Work instructions: Reproduce the complete listing without any deviation.

— begin —

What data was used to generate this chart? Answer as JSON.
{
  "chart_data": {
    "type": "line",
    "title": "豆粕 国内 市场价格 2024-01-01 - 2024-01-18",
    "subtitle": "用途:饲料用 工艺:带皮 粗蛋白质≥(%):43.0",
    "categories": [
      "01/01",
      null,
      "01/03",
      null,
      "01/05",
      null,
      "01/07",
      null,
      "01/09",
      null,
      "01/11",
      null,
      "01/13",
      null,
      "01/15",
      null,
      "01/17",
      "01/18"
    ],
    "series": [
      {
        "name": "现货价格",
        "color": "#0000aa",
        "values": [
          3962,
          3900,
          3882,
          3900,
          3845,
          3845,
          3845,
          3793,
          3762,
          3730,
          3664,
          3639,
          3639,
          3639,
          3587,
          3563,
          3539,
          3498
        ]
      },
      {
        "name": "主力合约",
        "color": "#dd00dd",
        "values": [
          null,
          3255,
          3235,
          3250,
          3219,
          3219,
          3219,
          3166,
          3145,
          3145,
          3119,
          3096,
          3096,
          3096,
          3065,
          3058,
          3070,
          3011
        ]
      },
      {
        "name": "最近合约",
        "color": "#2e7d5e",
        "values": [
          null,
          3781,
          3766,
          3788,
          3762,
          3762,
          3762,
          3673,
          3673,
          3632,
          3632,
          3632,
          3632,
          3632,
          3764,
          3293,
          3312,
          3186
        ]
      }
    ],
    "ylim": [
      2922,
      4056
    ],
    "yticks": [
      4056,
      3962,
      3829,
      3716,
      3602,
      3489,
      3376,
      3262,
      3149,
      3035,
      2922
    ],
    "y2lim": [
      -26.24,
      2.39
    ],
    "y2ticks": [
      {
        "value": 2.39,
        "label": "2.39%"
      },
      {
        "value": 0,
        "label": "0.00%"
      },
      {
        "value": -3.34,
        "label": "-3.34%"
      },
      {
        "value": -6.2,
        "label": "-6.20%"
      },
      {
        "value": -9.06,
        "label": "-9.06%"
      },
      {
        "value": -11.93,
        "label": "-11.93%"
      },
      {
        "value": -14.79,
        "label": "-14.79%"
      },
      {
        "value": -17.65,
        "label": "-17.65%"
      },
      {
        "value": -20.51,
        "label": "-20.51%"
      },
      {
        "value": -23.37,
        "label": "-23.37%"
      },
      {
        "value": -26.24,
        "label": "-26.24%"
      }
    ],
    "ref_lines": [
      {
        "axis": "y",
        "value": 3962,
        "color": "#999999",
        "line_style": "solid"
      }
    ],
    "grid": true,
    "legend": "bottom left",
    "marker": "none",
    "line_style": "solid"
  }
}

— end —

The reply:
What data was used to generate this chart? Answer as JSON.
{
  "chart_data": {
    "type": "line",
    "title": "豆粕 国内 市场价格 2024-01-01 - 2024-01-18",
    "subtitle": "用途:饲料用 工艺:带皮 粗蛋白质≥(%):43.0",
    "categories": [
      "01/01",
      null,
      "01/03",
      null,
      "01/05",
      null,
      "01/07",
      null,
      "01/09",
      null,
      "01/11",
      null,
      "01/13",
      null,
      "01/15",
      null,
      "01/17",
      "01/18"
    ],
    "series": [
      {
        "name": "现货价格",
        "color": "#0000aa",
        "values": [
          3962,
          3900,
          3882,
          3900,
          3845,
          3845,
          3845,
          3793,
          3762,
          3730,
          3664,
          3639,
          3639,
          3639,
          3587,
          3563,
          3539,
          3498
        ]
      },
      {
        "name": "主力合约",
        "color": "#dd00dd",
        "values": [
          null,
          3255,
          3235,
          3250,
          3219,
          3219,
          3219,
          3166,
          3145,
          3145,
          3119,
          3096,
          3096,
          3096,
          3065,
          3058,
          3070,
          3011
        ]
      },
      {
        "name": "最近合约",
        "color": "#2e7d5e",
        "values": [
          null,
          3781,
          3766,
          3788,
          3762,
          3762,
          3762,
          3673,
          3673,
          3632,
          3632,
          3632,
          3632,
          3632,
          3764,
          3293,
          3312,
          3186
        ]
      }
    ],
    "ylim": [
      2922,
      4056
    ],
    "yticks": [
      4056,
      3962,
      3829,
      3716,
      3602,
      3489,
      3376,
      3262,
      3149,
      3035,
      2922
    ],
    "y2lim": [
      -26.24,
      2.39
    ],
    "y2ticks": [
      {
        "value": 2.39,
        "label": "2.39%"
      },
      {
        "value": 0,
        "label": "0.00%"
      },
      {
        "value": -3.34,
        "label": "-3.34%"
      },
      {
        "value": -6.2,
        "label": "-6.20%"
      },
      {
        "value": -9.06,
        "label": "-9.06%"
      },
      {
        "value": -11.93,
        "label": "-11.93%"
      },
      {
        "value": -14.79,
        "label": "-14.79%"
      },
      {
        "value": -17.65,
        "label": "-17.65%"
      },
      {
        "value": -20.51,
        "label": "-20.51%"
      },
      {
        "value": -23.37,
        "label": "-23.37%"
      },
      {
        "value": -26.24,
        "label": "-26.24%"
      }
    ],
    "ref_lines": [
      {
        "axis": "y",
        "value": 3962,
        "color": "#999999",
        "line_style": "solid"
      }
    ],
    "grid": true,
    "legend": "bottom left",
    "marker": "none",
    "line_style": "solid"
  }
}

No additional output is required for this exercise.